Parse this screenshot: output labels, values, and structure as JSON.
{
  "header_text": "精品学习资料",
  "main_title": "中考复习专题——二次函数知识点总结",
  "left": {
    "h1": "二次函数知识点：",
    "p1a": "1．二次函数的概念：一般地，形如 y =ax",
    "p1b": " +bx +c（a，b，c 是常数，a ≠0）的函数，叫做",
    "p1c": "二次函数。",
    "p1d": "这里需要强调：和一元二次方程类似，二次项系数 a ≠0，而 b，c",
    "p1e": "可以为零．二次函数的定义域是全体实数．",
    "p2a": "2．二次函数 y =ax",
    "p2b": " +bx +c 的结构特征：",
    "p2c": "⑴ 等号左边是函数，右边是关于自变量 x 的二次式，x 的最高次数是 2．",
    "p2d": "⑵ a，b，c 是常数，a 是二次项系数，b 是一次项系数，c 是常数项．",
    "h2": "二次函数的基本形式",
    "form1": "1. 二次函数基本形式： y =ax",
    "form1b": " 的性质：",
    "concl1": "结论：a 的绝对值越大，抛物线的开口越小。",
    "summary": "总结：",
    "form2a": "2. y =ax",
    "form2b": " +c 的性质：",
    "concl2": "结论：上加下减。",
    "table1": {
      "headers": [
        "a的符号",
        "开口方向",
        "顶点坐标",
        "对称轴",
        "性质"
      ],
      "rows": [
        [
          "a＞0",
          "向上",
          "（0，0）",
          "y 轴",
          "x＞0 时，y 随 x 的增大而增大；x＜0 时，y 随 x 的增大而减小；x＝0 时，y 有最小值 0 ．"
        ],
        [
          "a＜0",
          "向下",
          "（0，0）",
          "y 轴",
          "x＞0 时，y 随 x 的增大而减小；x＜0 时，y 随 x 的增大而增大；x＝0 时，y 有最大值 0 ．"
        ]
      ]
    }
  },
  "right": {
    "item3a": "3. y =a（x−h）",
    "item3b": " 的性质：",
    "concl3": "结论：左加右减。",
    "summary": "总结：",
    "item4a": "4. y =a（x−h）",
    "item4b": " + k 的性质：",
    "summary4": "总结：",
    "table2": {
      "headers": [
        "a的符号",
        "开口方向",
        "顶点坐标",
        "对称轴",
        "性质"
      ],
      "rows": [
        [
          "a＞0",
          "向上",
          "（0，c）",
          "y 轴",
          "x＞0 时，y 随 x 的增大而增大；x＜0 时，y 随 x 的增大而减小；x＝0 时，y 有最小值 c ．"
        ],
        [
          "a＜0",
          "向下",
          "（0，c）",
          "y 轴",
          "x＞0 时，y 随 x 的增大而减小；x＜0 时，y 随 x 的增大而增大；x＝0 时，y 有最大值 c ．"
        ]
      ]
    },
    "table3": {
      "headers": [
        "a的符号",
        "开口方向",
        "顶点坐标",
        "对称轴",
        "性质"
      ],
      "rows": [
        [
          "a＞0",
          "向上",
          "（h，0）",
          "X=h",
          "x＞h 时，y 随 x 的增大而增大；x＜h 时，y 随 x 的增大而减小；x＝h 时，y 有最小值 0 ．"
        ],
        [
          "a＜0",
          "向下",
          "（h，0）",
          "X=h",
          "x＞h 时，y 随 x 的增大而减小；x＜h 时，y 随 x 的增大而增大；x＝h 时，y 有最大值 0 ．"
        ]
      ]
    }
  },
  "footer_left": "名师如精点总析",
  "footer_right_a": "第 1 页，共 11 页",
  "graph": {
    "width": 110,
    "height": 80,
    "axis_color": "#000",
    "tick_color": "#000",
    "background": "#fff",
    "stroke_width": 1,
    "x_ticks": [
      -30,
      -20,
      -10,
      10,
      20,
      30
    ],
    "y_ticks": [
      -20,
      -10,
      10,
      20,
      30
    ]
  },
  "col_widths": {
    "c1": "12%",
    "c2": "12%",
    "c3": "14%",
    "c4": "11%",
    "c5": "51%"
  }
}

----

(Set task)
Go through the records and print each one exactly.

(Problem solution)
Parse this screenshot: output labels, values, and structure as JSON.
{
  "header_text": "精品学习资料",
  "main_title": "中考复习专题——二次函数知识点总结",
  "left": {
    "h1": "二次函数知识点：",
    "p1a": "1．二次函数的概念：一般地，形如 y =ax",
    "p1b": " +bx +c（a，b，c 是常数，a ≠0）的函数，叫做",
    "p1c": "二次函数。",
    "p1d": "这里需要强调：和一元二次方程类似，二次项系数 a ≠0，而 b，c",
    "p1e": "可以为零．二次函数的定义域是全体实数．",
    "p2a": "2．二次函数 y =ax",
    "p2b": " +bx +c 的结构特征：",
    "p2c": "⑴ 等号左边是函数，右边是关于自变量 x 的二次式，x 的最高次数是 2．",
    "p2d": "⑵ a，b，c 是常数，a 是二次项系数，b 是一次项系数，c 是常数项．",
    "h2": "二次函数的基本形式",
    "form1": "1. 二次函数基本形式： y =ax",
    "form1b": " 的性质：",
    "concl1": "结论：a 的绝对值越大，抛物线的开口越小。",
    "summary": "总结：",
    "form2a": "2. y =ax",
    "form2b": " +c 的性质：",
    "concl2": "结论：上加下减。",
    "table1": {
      "headers": [
        "a的符号",
        "开口方向",
        "顶点坐标",
        "对称轴",
        "性质"
      ],
      "rows": [
        [
          "a＞0",
          "向上",
          "（0，0）",
          "y 轴",
          "x＞0 时，y 随 x 的增大而增大；x＜0 时，y 随 x 的增大而减小；x＝0 时，y 有最小值 0 ．"
        ],
        [
          "a＜0",
          "向下",
          "（0，0）",
          "y 轴",
          "x＞0 时，y 随 x 的增大而减小；x＜0 时，y 随 x 的增大而增大；x＝0 时，y 有最大值 0 ．"
        ]
      ]
    }
  },
  "right": {
    "item3a": "3. y =a（x−h）",
    "item3b": " 的性质：",
    "concl3": "结论：左加右减。",
    "summary": "总结：",
    "item4a": "4. y =a（x−h）",
    "item4b": " + k 的性质：",
    "summary4": "总结：",
    "table2": {
      "headers": [
        "a的符号",
        "开口方向",
        "顶点坐标",
        "对称轴",
        "性质"
      ],
      "rows": [
        [
          "a＞0",
          "向上",
          "（0，c）",
          "y 轴",
          "x＞0 时，y 随 x 的增大而增大；x＜0 时，y 随 x 的增大而减小；x＝0 时，y 有最小值 c ．"
        ],
        [
          "a＜0",
          "向下",
          "（0，c）",
          "y 轴",
          "x＞0 时，y 随 x 的增大而减小；x＜0 时，y 随 x 的增大而增大；x＝0 时，y 有最大值 c ．"
        ]
      ]
    },
    "table3": {
      "headers": [
        "a的符号",
        "开口方向",
        "顶点坐标",
        "对称轴",
        "性质"
      ],
      "rows": [
        [
          "a＞0",
          "向上",
          "（h，0）",
          "X=h",
          "x＞h 时，y 随 x 的增大而增大；x＜h 时，y 随 x 的增大而减小；x＝h 时，y 有最小值 0 ．"
        ],
        [
          "a＜0",
          "向下",
          "（h，0）",
          "X=h",
          "x＞h 时，y 随 x 的增大而减小；x＜h 时，y 随 x 的增大而增大；x＝h 时，y 有最大值 0 ．"
        ]
      ]
    }
  },
  "footer_left": "名师如精点总析",
  "footer_right_a": "第 1 页，共 11 页",
  "graph": {
    "width": 110,
    "height": 80,
    "axis_color": "#000",
    "tick_color": "#000",
    "background": "#fff",
    "stroke_width": 1,
    "x_ticks": [
      -30,
      -20,
      -10,
      10,
      20,
      30
    ],
    "y_ticks": [
      -20,
      -10,
      10,
      20,
      30
    ]
  },
  "col_widths": {
    "c1": "12%",
    "c2": "12%",
    "c3": "14%",
    "c4": "11%",
    "c5": "51%"
  }
}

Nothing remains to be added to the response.